> Directive:
Whenever a line contains the string "text", copy it out of the entries.
┄┄┄┄┄┄
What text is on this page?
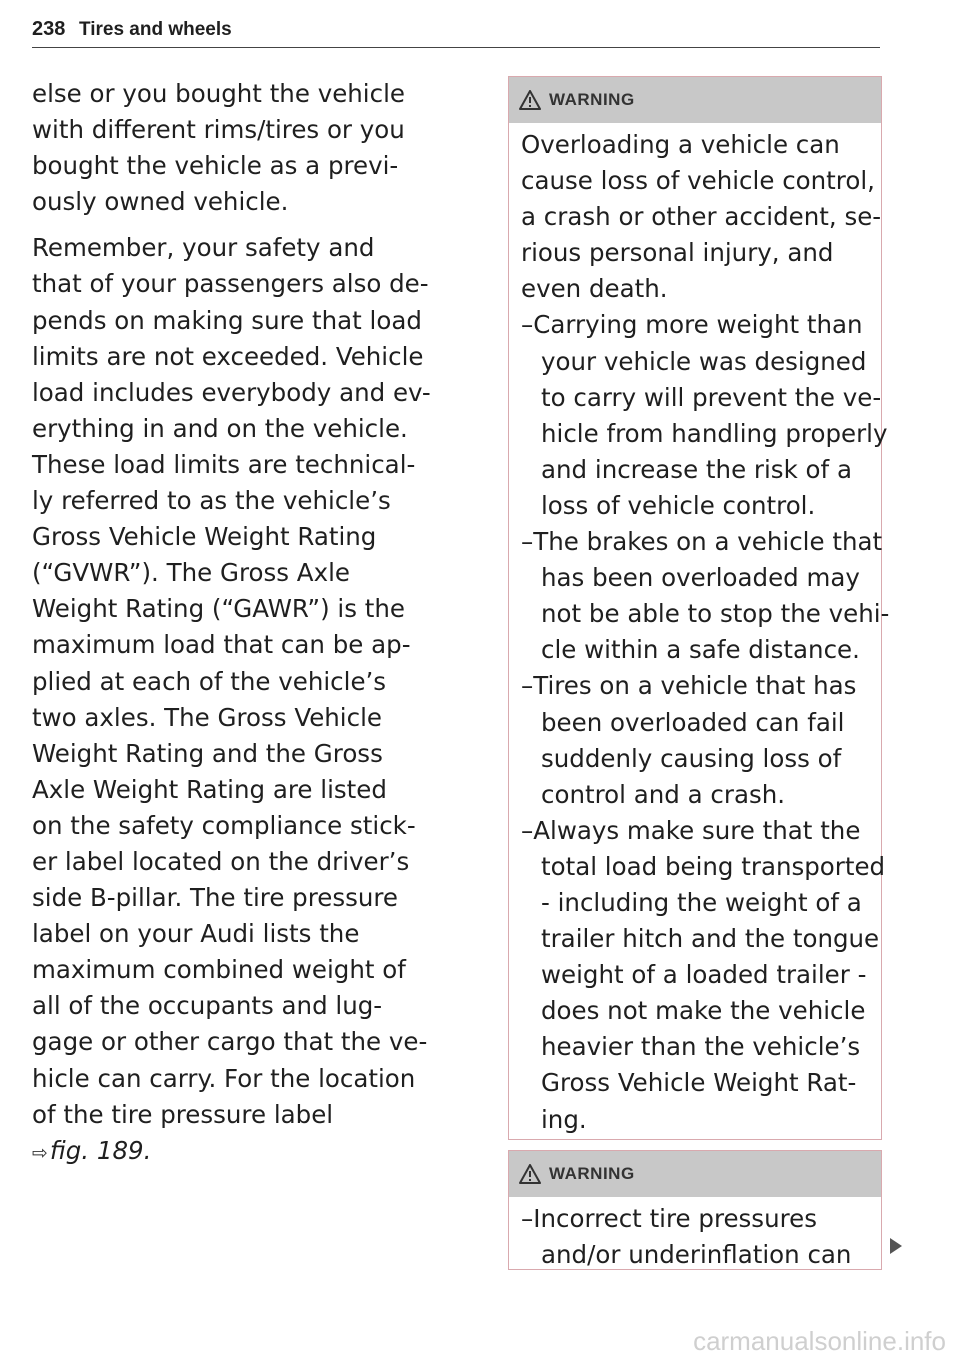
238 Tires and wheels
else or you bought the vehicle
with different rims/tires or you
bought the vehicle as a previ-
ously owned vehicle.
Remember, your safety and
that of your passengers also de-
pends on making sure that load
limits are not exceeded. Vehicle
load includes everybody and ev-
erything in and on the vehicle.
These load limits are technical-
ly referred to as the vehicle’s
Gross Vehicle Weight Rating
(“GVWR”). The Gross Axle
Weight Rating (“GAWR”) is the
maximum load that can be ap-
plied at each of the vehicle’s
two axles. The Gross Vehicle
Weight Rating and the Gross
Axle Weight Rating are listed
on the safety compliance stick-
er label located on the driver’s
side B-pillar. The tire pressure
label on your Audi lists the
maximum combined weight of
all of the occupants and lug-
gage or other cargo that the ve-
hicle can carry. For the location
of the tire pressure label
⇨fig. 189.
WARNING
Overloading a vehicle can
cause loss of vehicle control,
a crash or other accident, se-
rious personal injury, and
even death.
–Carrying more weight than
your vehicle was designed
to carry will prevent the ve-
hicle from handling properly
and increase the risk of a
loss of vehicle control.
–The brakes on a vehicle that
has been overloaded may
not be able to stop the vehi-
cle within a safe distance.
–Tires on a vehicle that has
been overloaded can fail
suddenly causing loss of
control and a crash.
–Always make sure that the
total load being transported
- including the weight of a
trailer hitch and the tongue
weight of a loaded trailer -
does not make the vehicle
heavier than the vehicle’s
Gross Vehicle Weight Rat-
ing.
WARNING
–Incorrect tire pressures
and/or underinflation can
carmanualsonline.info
┄┄┄┄┄┄
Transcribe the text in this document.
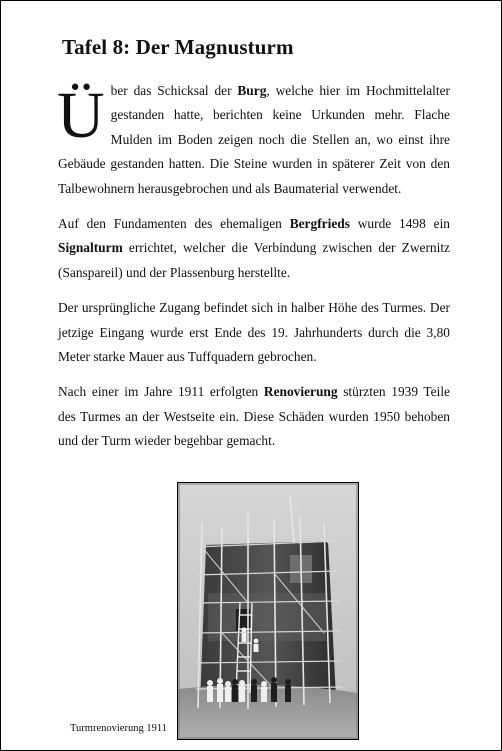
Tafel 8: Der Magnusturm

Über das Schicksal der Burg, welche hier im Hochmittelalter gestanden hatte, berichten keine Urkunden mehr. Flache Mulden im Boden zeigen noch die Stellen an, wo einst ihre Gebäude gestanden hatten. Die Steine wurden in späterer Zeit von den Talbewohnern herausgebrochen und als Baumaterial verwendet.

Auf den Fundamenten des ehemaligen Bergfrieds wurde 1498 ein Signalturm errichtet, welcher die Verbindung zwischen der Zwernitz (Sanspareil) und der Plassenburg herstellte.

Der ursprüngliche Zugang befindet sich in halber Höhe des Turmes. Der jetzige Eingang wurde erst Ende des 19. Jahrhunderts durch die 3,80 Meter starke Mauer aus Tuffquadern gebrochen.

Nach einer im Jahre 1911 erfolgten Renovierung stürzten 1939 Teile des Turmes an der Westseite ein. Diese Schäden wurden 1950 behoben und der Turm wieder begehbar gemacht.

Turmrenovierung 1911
┄┄┄┄┄┄
> Reply to the exercise:
What text is on this page?
Transcribe the text in this document.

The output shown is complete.